#### [Data to use]
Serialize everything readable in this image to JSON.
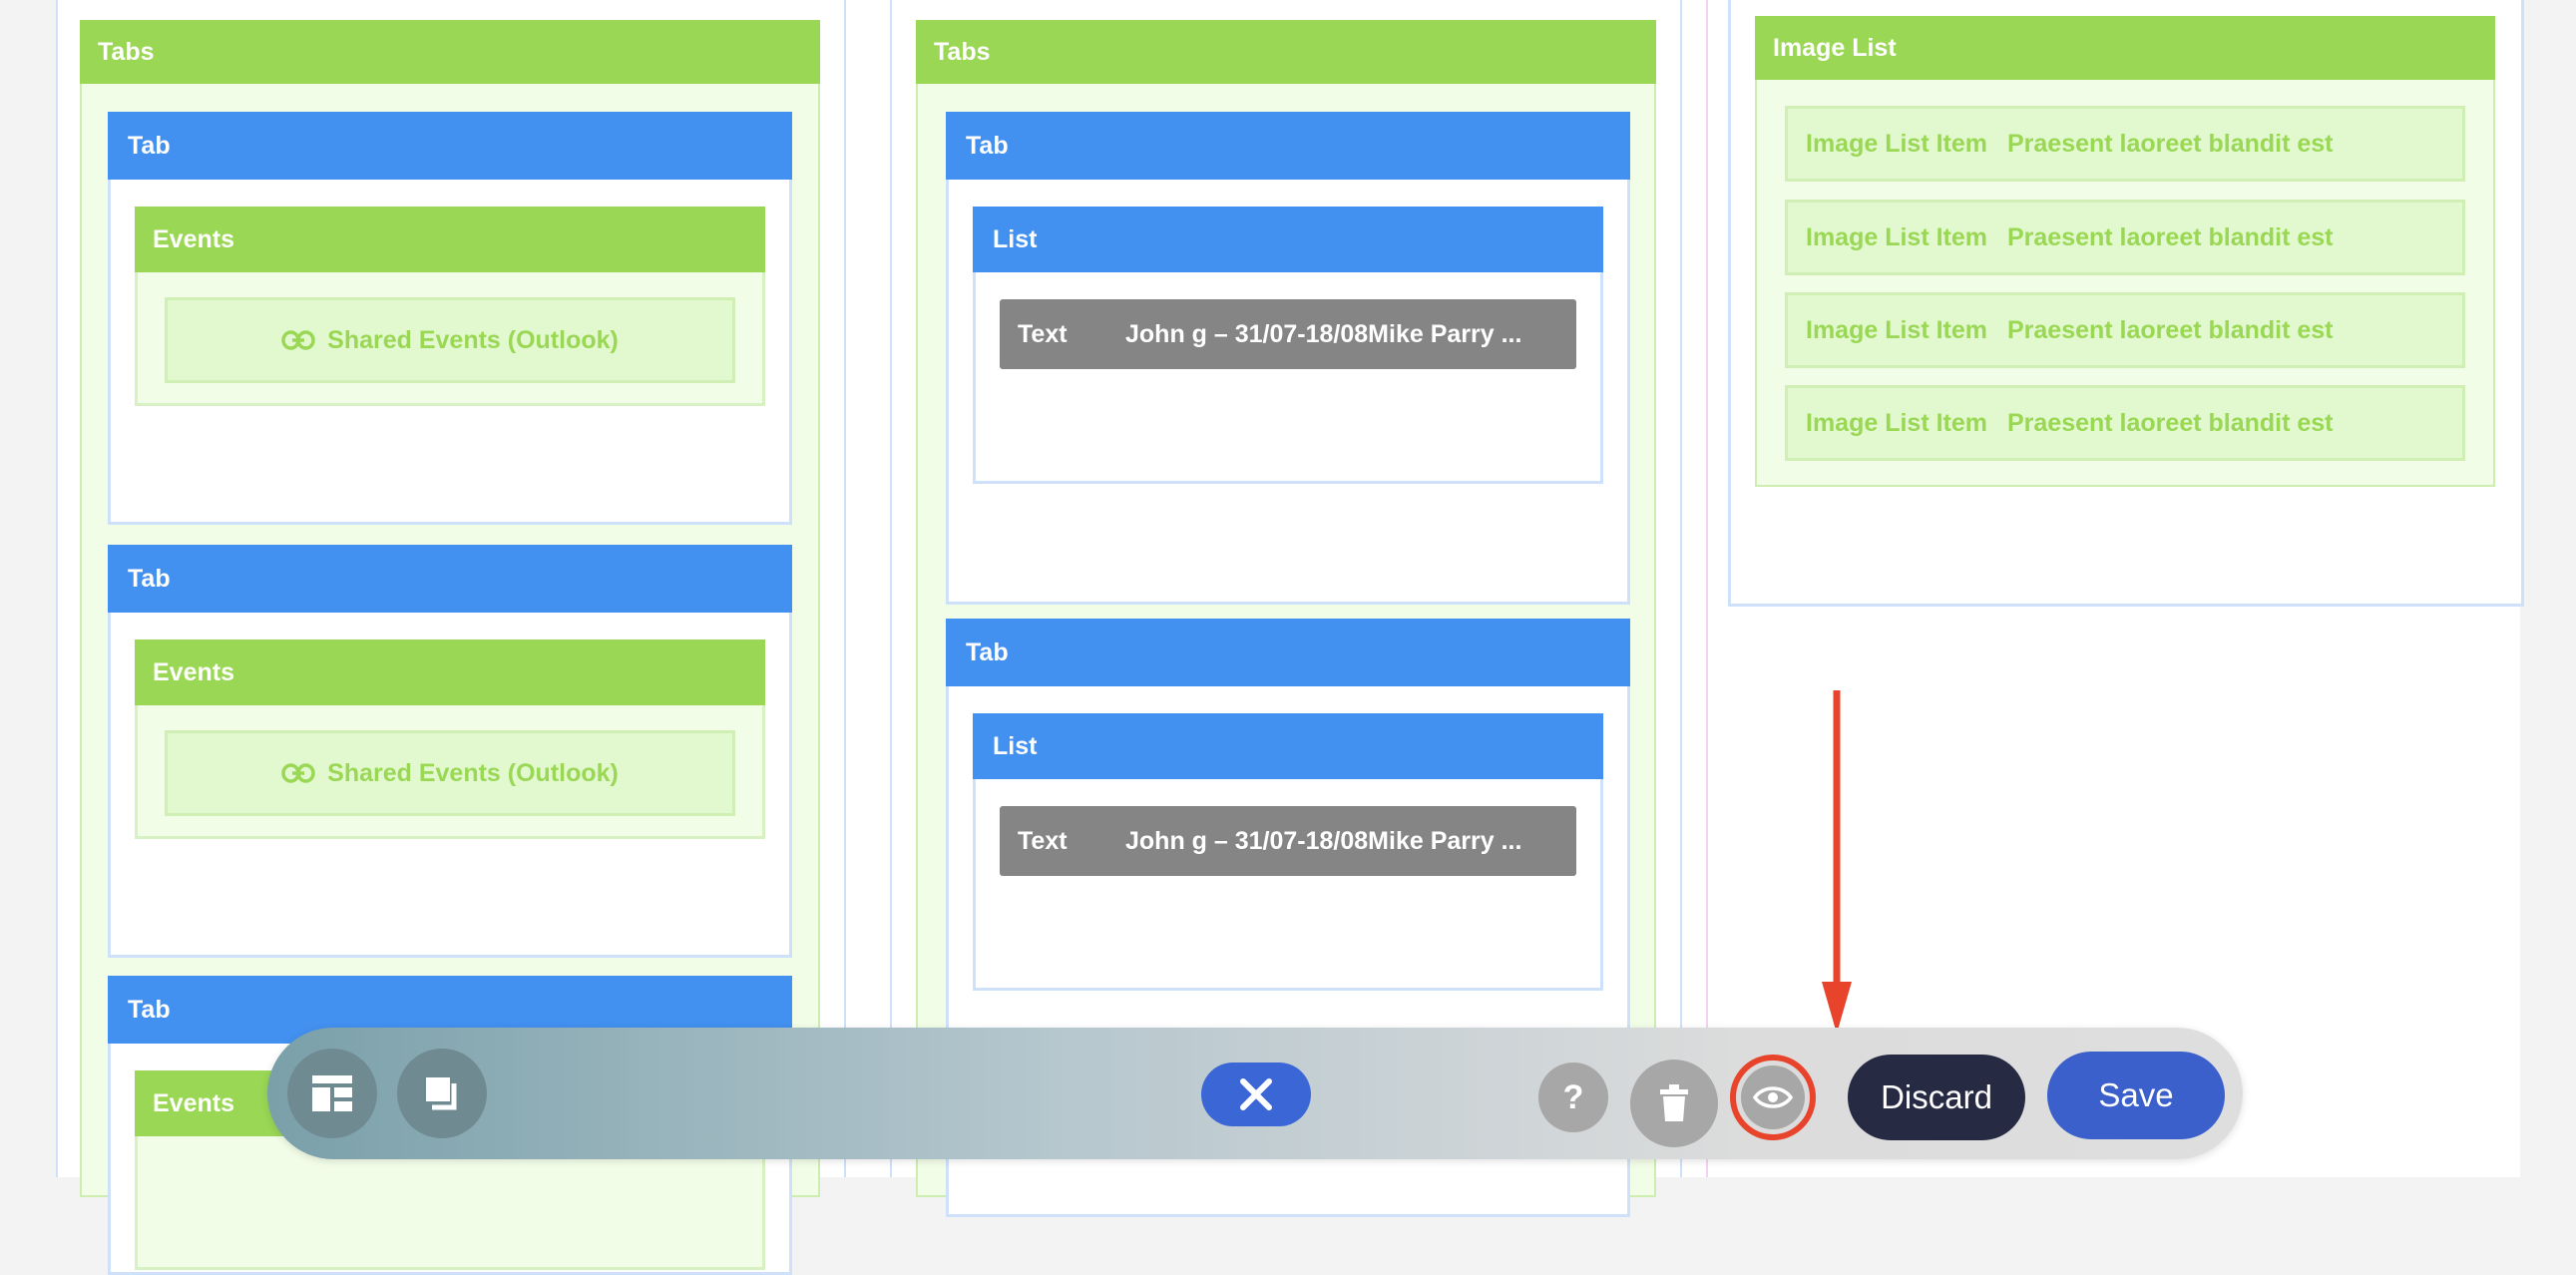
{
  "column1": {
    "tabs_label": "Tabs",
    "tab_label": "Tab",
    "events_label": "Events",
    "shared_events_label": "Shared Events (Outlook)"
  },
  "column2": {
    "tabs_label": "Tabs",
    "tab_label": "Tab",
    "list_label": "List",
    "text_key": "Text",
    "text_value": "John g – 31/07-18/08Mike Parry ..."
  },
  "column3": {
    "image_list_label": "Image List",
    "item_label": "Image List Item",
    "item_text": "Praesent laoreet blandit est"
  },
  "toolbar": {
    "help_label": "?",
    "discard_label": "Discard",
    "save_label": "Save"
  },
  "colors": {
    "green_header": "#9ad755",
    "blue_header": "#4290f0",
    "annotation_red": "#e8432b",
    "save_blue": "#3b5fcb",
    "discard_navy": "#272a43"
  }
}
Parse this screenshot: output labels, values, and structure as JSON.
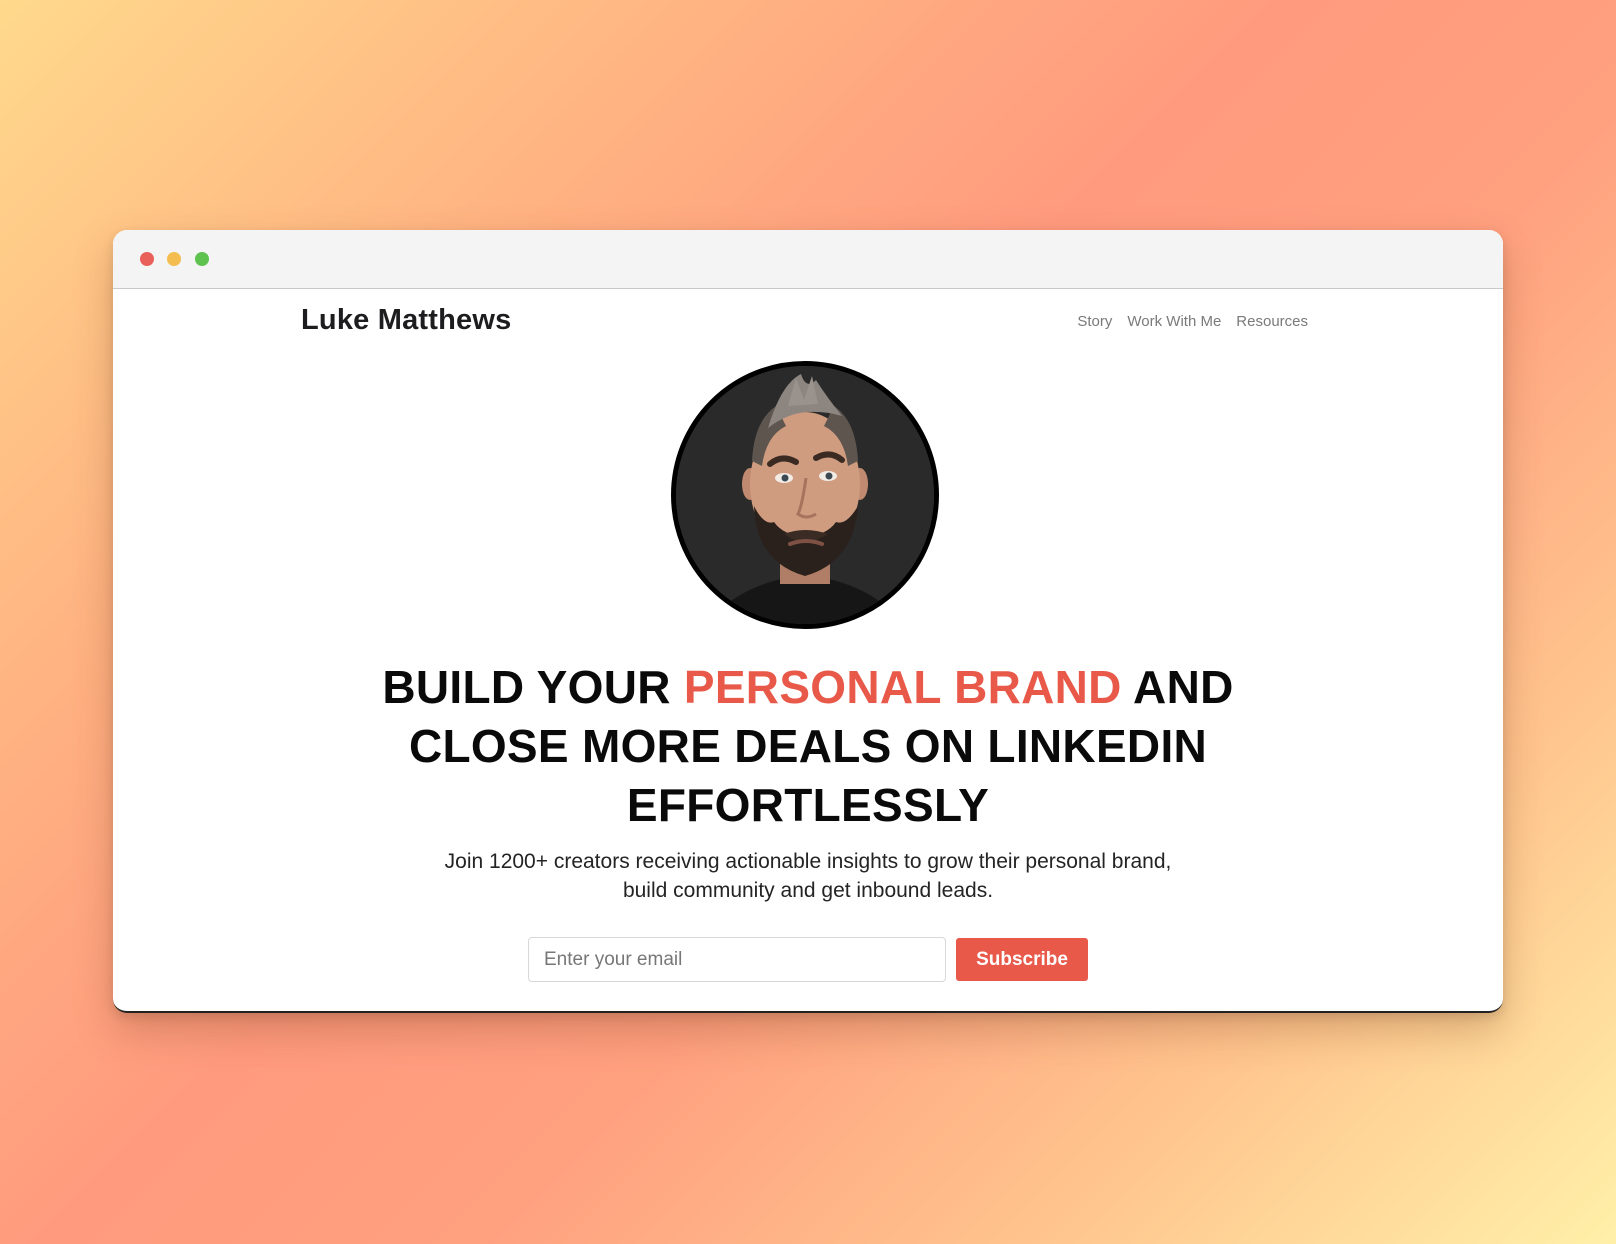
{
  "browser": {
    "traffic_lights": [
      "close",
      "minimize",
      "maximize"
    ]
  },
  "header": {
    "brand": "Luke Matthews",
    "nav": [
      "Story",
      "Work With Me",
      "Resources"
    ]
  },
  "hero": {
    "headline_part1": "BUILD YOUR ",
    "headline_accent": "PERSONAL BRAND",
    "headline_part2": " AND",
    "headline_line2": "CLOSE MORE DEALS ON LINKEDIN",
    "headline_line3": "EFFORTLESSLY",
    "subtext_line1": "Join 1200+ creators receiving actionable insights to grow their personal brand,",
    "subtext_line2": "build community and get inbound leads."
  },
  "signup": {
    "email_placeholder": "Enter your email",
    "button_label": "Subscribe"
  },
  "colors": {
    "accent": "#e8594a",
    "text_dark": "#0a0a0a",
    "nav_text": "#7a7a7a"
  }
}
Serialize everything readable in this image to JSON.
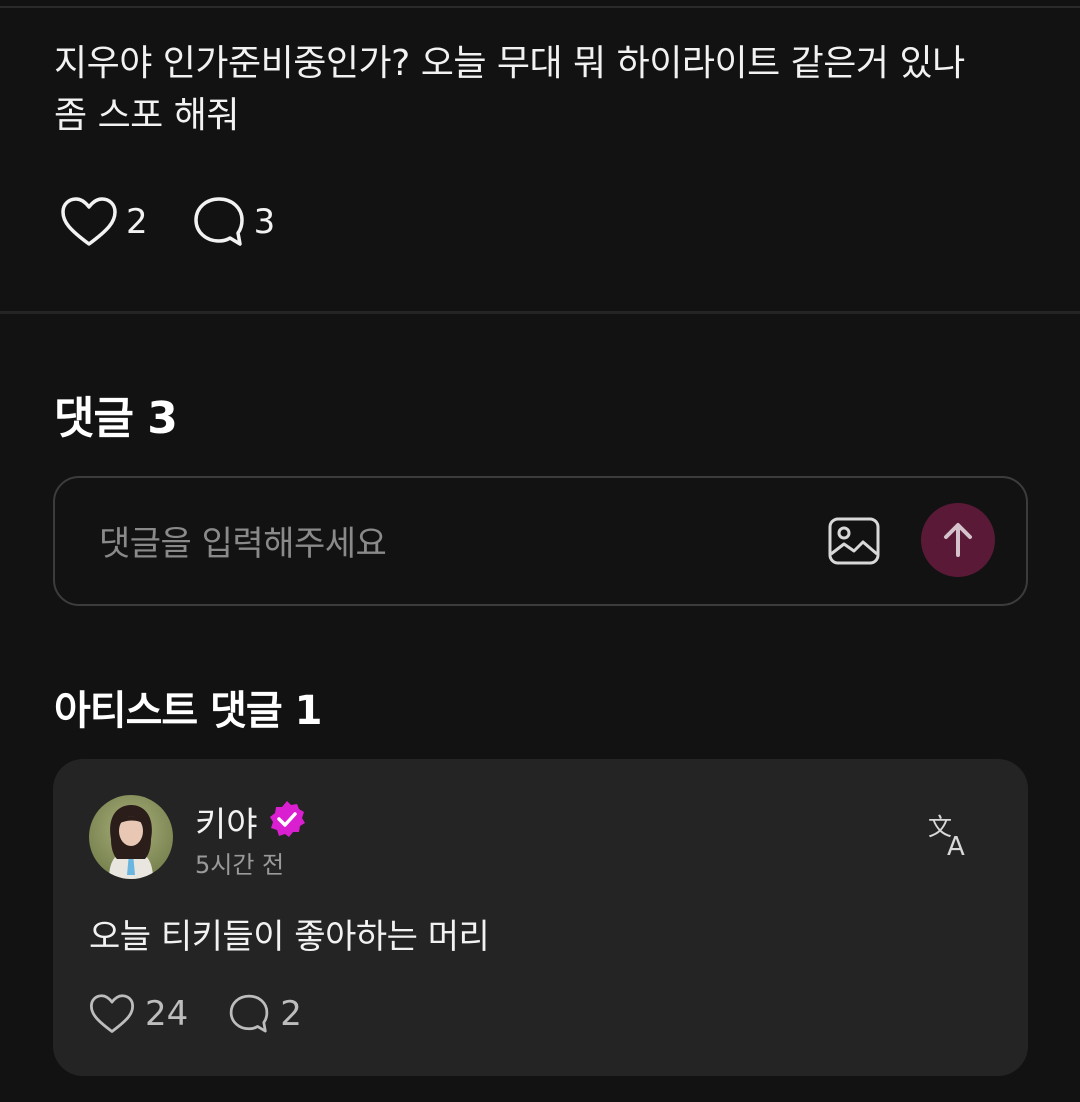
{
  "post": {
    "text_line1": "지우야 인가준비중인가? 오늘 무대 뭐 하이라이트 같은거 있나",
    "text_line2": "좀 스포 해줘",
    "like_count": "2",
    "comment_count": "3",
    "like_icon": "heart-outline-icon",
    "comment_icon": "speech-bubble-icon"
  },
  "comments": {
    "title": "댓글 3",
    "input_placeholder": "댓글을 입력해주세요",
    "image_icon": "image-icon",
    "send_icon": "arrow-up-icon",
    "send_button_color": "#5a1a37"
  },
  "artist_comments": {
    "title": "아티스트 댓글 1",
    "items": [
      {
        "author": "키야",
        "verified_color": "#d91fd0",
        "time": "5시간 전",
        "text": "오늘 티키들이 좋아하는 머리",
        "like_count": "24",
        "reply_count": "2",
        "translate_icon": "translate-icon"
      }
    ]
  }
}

#### [Work to be completed]
Find each line holding "Events". Copy it out.

#### [Answer to the task]
    "events_label": "Events",
    "shared_events_label": "Shared Events (Outlook)"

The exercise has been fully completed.